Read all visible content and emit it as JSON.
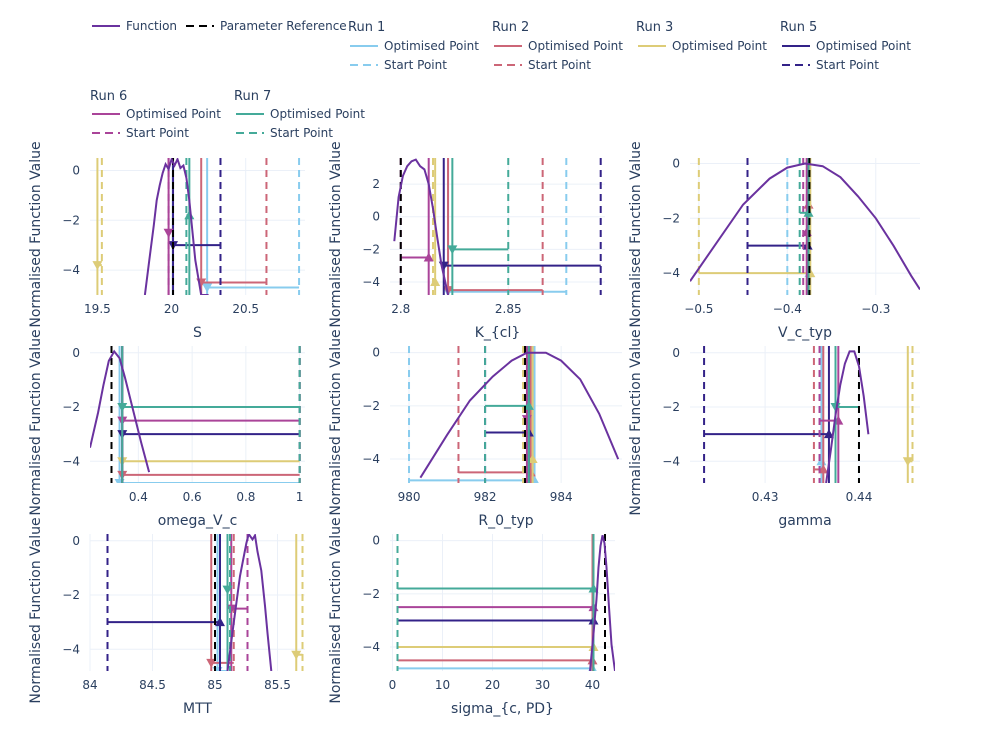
{
  "colors": {
    "function": "#6a329f",
    "reference": "#000000",
    "run1": "#88ccee",
    "run2": "#cc6677",
    "run3": "#ddcc77",
    "run5": "#332288",
    "run6": "#aa4499",
    "run7": "#44aa99"
  },
  "legend": {
    "function": "Function",
    "reference": "Parameter Reference",
    "optimised": "Optimised Point",
    "start": "Start Point",
    "groups": [
      {
        "title": "Run 1",
        "run": "run1"
      },
      {
        "title": "Run 2",
        "run": "run2"
      },
      {
        "title": "Run 3",
        "run": "run3"
      },
      {
        "title": "Run 5",
        "run": "run5"
      },
      {
        "title": "Run 6",
        "run": "run6"
      },
      {
        "title": "Run 7",
        "run": "run7"
      }
    ]
  },
  "chart_data": [
    {
      "type": "line",
      "xlabel": "S",
      "ylabel": "Normalised Function Value",
      "xlim": [
        19.45,
        20.9
      ],
      "ylim": [
        -5,
        0.5
      ],
      "xticks": [
        {
          "v": 19.5,
          "l": "19.5"
        },
        {
          "v": 20,
          "l": "20"
        },
        {
          "v": 20.5,
          "l": "20.5"
        }
      ],
      "yticks": [
        {
          "v": 0,
          "l": "0"
        },
        {
          "v": -2,
          "l": "−2"
        },
        {
          "v": -4,
          "l": "−4"
        }
      ],
      "function": {
        "x": [
          19.82,
          19.85,
          19.88,
          19.9,
          19.92,
          19.94,
          19.96,
          19.98,
          20.0,
          20.02,
          20.04,
          20.06,
          20.08,
          20.1,
          20.12,
          20.14,
          20.16,
          20.2,
          20.25
        ],
        "y": [
          -5,
          -3.6,
          -2.2,
          -1.2,
          -0.6,
          -0.1,
          0.25,
          0.05,
          0.45,
          0.2,
          0.45,
          0.1,
          0.2,
          -0.3,
          -1.2,
          -2.4,
          -3.6,
          -5,
          -5
        ]
      },
      "reference": 20.01,
      "runs": [
        {
          "run": "run1",
          "start": 20.86,
          "opt": 20.24,
          "y": -4.7
        },
        {
          "run": "run2",
          "start": 20.64,
          "opt": 20.2,
          "y": -4.5
        },
        {
          "run": "run3",
          "start": 19.53,
          "opt": 19.5,
          "y": -3.8
        },
        {
          "run": "run5",
          "start": 20.33,
          "opt": 20.01,
          "y": -3.0
        },
        {
          "run": "run6",
          "start": 19.98,
          "opt": 19.98,
          "y": -2.5
        },
        {
          "run": "run7",
          "start": 20.1,
          "opt": 20.12,
          "y": -1.8
        }
      ]
    },
    {
      "type": "line",
      "xlabel": "K_{cl}",
      "ylabel": "Normalised Function Value",
      "xlim": [
        2.795,
        2.895
      ],
      "ylim": [
        -4.8,
        3.6
      ],
      "xticks": [
        {
          "v": 2.8,
          "l": "2.8"
        },
        {
          "v": 2.85,
          "l": "2.85"
        }
      ],
      "yticks": [
        {
          "v": 2,
          "l": "2"
        },
        {
          "v": 0,
          "l": "0"
        },
        {
          "v": -2,
          "l": "−2"
        },
        {
          "v": -4,
          "l": "−4"
        }
      ],
      "function": {
        "x": [
          2.797,
          2.799,
          2.801,
          2.803,
          2.805,
          2.807,
          2.809,
          2.811,
          2.813,
          2.815,
          2.817,
          2.819,
          2.822
        ],
        "y": [
          -1.5,
          1.2,
          2.5,
          3.1,
          3.4,
          3.5,
          3.1,
          2.9,
          2.0,
          0.5,
          -1.3,
          -3.0,
          -4.8
        ]
      },
      "reference": 2.8,
      "runs": [
        {
          "run": "run1",
          "start": 2.877,
          "opt": 2.822,
          "y": -4.6
        },
        {
          "run": "run2",
          "start": 2.866,
          "opt": 2.822,
          "y": -4.5
        },
        {
          "run": "run3",
          "start": 2.815,
          "opt": 2.816,
          "y": -4.0
        },
        {
          "run": "run5",
          "start": 2.893,
          "opt": 2.82,
          "y": -3.0
        },
        {
          "run": "run6",
          "start": 2.8,
          "opt": 2.813,
          "y": -2.5
        },
        {
          "run": "run7",
          "start": 2.85,
          "opt": 2.824,
          "y": -2.0
        }
      ]
    },
    {
      "type": "line",
      "xlabel": "V_c_typ",
      "ylabel": "Normalised Function Value",
      "xlim": [
        -0.51,
        -0.25
      ],
      "ylim": [
        -4.8,
        0.2
      ],
      "xticks": [
        {
          "v": -0.5,
          "l": "−0.5"
        },
        {
          "v": -0.4,
          "l": "−0.4"
        },
        {
          "v": -0.3,
          "l": "−0.3"
        }
      ],
      "yticks": [
        {
          "v": 0,
          "l": "0"
        },
        {
          "v": -2,
          "l": "−2"
        },
        {
          "v": -4,
          "l": "−4"
        }
      ],
      "function": {
        "x": [
          -0.51,
          -0.48,
          -0.45,
          -0.42,
          -0.4,
          -0.38,
          -0.36,
          -0.34,
          -0.32,
          -0.3,
          -0.28,
          -0.26,
          -0.25
        ],
        "y": [
          -4.3,
          -2.9,
          -1.5,
          -0.55,
          -0.15,
          0.0,
          -0.1,
          -0.5,
          -1.2,
          -2.0,
          -3.0,
          -4.1,
          -4.6
        ]
      },
      "reference": -0.375,
      "runs": [
        {
          "run": "run1",
          "start": -0.4,
          "opt": -0.375,
          "y": -4.0
        },
        {
          "run": "run2",
          "start": -0.378,
          "opt": -0.376,
          "y": -1.5
        },
        {
          "run": "run3",
          "start": -0.5,
          "opt": -0.374,
          "y": -4.0
        },
        {
          "run": "run5",
          "start": -0.445,
          "opt": -0.377,
          "y": -3.0
        },
        {
          "run": "run6",
          "start": -0.382,
          "opt": -0.378,
          "y": -2.5
        },
        {
          "run": "run7",
          "start": -0.386,
          "opt": -0.376,
          "y": -1.8
        }
      ]
    },
    {
      "type": "line",
      "xlabel": "omega_V_c",
      "ylabel": "Normalised Function Value",
      "xlim": [
        0.22,
        1.02
      ],
      "ylim": [
        -4.8,
        0.25
      ],
      "xticks": [
        {
          "v": 0.4,
          "l": "0.4"
        },
        {
          "v": 0.6,
          "l": "0.6"
        },
        {
          "v": 0.8,
          "l": "0.8"
        },
        {
          "v": 1,
          "l": "1"
        }
      ],
      "yticks": [
        {
          "v": 0,
          "l": "0"
        },
        {
          "v": -2,
          "l": "−2"
        },
        {
          "v": -4,
          "l": "−4"
        }
      ],
      "function": {
        "x": [
          0.22,
          0.25,
          0.27,
          0.29,
          0.31,
          0.33,
          0.35,
          0.38,
          0.41,
          0.44
        ],
        "y": [
          -3.5,
          -2.2,
          -1.2,
          -0.3,
          0.05,
          -0.2,
          -0.9,
          -2.1,
          -3.3,
          -4.4
        ]
      },
      "reference": 0.3,
      "runs": [
        {
          "run": "run1",
          "start": 1.0,
          "opt": 0.33,
          "y": -4.8
        },
        {
          "run": "run2",
          "start": 1.0,
          "opt": 0.34,
          "y": -4.5
        },
        {
          "run": "run3",
          "start": 1.0,
          "opt": 0.34,
          "y": -4.0
        },
        {
          "run": "run5",
          "start": 1.0,
          "opt": 0.34,
          "y": -3.0
        },
        {
          "run": "run6",
          "start": 1.0,
          "opt": 0.34,
          "y": -2.5
        },
        {
          "run": "run7",
          "start": 1.0,
          "opt": 0.34,
          "y": -2.0
        }
      ]
    },
    {
      "type": "line",
      "xlabel": "R_0_typ",
      "ylabel": "Normalised Function Value",
      "xlim": [
        979.5,
        985.6
      ],
      "ylim": [
        -4.9,
        0.25
      ],
      "xticks": [
        {
          "v": 980,
          "l": "980"
        },
        {
          "v": 982,
          "l": "982"
        },
        {
          "v": 984,
          "l": "984"
        }
      ],
      "yticks": [
        {
          "v": 0,
          "l": "0"
        },
        {
          "v": -2,
          "l": "−2"
        },
        {
          "v": -4,
          "l": "−4"
        }
      ],
      "function": {
        "x": [
          980.3,
          981.0,
          981.6,
          982.2,
          982.7,
          983.1,
          983.6,
          984.0,
          984.5,
          985.0,
          985.5
        ],
        "y": [
          -4.7,
          -3.1,
          -1.8,
          -0.9,
          -0.3,
          0.0,
          0.0,
          -0.3,
          -1.0,
          -2.3,
          -4.0
        ]
      },
      "reference": 983.05,
      "runs": [
        {
          "run": "run1",
          "start": 980.0,
          "opt": 983.3,
          "y": -4.8
        },
        {
          "run": "run2",
          "start": 981.3,
          "opt": 983.2,
          "y": -4.5
        },
        {
          "run": "run3",
          "start": 983.0,
          "opt": 983.25,
          "y": -4.0
        },
        {
          "run": "run5",
          "start": 982.0,
          "opt": 983.15,
          "y": -3.0
        },
        {
          "run": "run6",
          "start": 983.1,
          "opt": 983.1,
          "y": -2.5
        },
        {
          "run": "run7",
          "start": 982.0,
          "opt": 983.15,
          "y": -2.0
        }
      ]
    },
    {
      "type": "line",
      "xlabel": "gamma",
      "ylabel": "Normalised Function Value",
      "xlim": [
        0.422,
        0.4465
      ],
      "ylim": [
        -4.8,
        0.25
      ],
      "xticks": [
        {
          "v": 0.43,
          "l": "0.43"
        },
        {
          "v": 0.44,
          "l": "0.44"
        }
      ],
      "yticks": [
        {
          "v": 0,
          "l": "0"
        },
        {
          "v": -2,
          "l": "−2"
        },
        {
          "v": -4,
          "l": "−4"
        }
      ],
      "function": {
        "x": [
          0.4365,
          0.437,
          0.4375,
          0.438,
          0.4385,
          0.439,
          0.4395,
          0.44,
          0.4405,
          0.441
        ],
        "y": [
          -4.8,
          -3.6,
          -2.3,
          -1.2,
          -0.4,
          0.05,
          0.05,
          -0.5,
          -1.6,
          -3.0
        ]
      },
      "reference": 0.44,
      "runs": [
        {
          "run": "run1",
          "start": 0.4358,
          "opt": 0.436,
          "y": -4.0
        },
        {
          "run": "run2",
          "start": 0.4352,
          "opt": 0.4362,
          "y": -4.3
        },
        {
          "run": "run3",
          "start": 0.4457,
          "opt": 0.4452,
          "y": -4.0
        },
        {
          "run": "run5",
          "start": 0.4235,
          "opt": 0.4368,
          "y": -3.0
        },
        {
          "run": "run6",
          "start": 0.4358,
          "opt": 0.4378,
          "y": -2.5
        },
        {
          "run": "run7",
          "start": 0.44,
          "opt": 0.4375,
          "y": -2.0
        }
      ]
    },
    {
      "type": "line",
      "xlabel": "MTT",
      "ylabel": "Normalised Function Value",
      "xlim": [
        84.0,
        85.72
      ],
      "ylim": [
        -4.8,
        0.25
      ],
      "xticks": [
        {
          "v": 84,
          "l": "84"
        },
        {
          "v": 84.5,
          "l": "84.5"
        },
        {
          "v": 85,
          "l": "85"
        },
        {
          "v": 85.5,
          "l": "85.5"
        }
      ],
      "yticks": [
        {
          "v": 0,
          "l": "0"
        },
        {
          "v": -2,
          "l": "−2"
        },
        {
          "v": -4,
          "l": "−4"
        }
      ],
      "function": {
        "x": [
          85.1,
          85.15,
          85.2,
          85.25,
          85.27,
          85.3,
          85.32,
          85.34,
          85.37,
          85.4,
          85.42,
          85.45
        ],
        "y": [
          -4.8,
          -3.0,
          -1.3,
          -0.1,
          0.25,
          0.05,
          0.2,
          -0.4,
          -1.1,
          -2.4,
          -3.4,
          -4.8
        ]
      },
      "reference": 85.0,
      "runs": [
        {
          "run": "run1",
          "start": 85.1,
          "opt": 85.02,
          "y": -4.8
        },
        {
          "run": "run2",
          "start": 85.15,
          "opt": 84.97,
          "y": -4.5
        },
        {
          "run": "run3",
          "start": 85.7,
          "opt": 85.65,
          "y": -4.2
        },
        {
          "run": "run5",
          "start": 84.14,
          "opt": 85.04,
          "y": -3.0
        },
        {
          "run": "run6",
          "start": 85.26,
          "opt": 85.13,
          "y": -2.5
        },
        {
          "run": "run7",
          "start": 85.12,
          "opt": 85.1,
          "y": -1.8
        }
      ]
    },
    {
      "type": "line",
      "xlabel": "sigma_{c, PD}",
      "ylabel": "Normalised Function Value",
      "xlim": [
        -0.5,
        44.5
      ],
      "ylim": [
        -4.9,
        0.25
      ],
      "xticks": [
        {
          "v": 0,
          "l": "0"
        },
        {
          "v": 10,
          "l": "10"
        },
        {
          "v": 20,
          "l": "20"
        },
        {
          "v": 30,
          "l": "30"
        },
        {
          "v": 40,
          "l": "40"
        }
      ],
      "yticks": [
        {
          "v": 0,
          "l": "0"
        },
        {
          "v": -2,
          "l": "−2"
        },
        {
          "v": -4,
          "l": "−4"
        }
      ],
      "function": {
        "x": [
          39.5,
          40.2,
          40.8,
          41.2,
          41.6,
          42.0,
          42.4,
          42.8,
          43.3,
          43.8,
          44.5
        ],
        "y": [
          -4.9,
          -3.5,
          -2.2,
          -1.0,
          -0.2,
          0.2,
          -0.1,
          -1.0,
          -2.5,
          -3.9,
          -4.9
        ]
      },
      "reference": 42.5,
      "runs": [
        {
          "run": "run1",
          "start": 1.0,
          "opt": 40.0,
          "y": -4.8
        },
        {
          "run": "run2",
          "start": 1.0,
          "opt": 40.0,
          "y": -4.5
        },
        {
          "run": "run3",
          "start": 1.0,
          "opt": 40.2,
          "y": -4.0
        },
        {
          "run": "run5",
          "start": 1.0,
          "opt": 40.2,
          "y": -3.0
        },
        {
          "run": "run6",
          "start": 1.0,
          "opt": 40.2,
          "y": -2.5
        },
        {
          "run": "run7",
          "start": 1.0,
          "opt": 40.2,
          "y": -1.8
        }
      ]
    }
  ]
}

****

Each line that holds the string "title" counts once; give the total and nothing else.

* [Reply] 6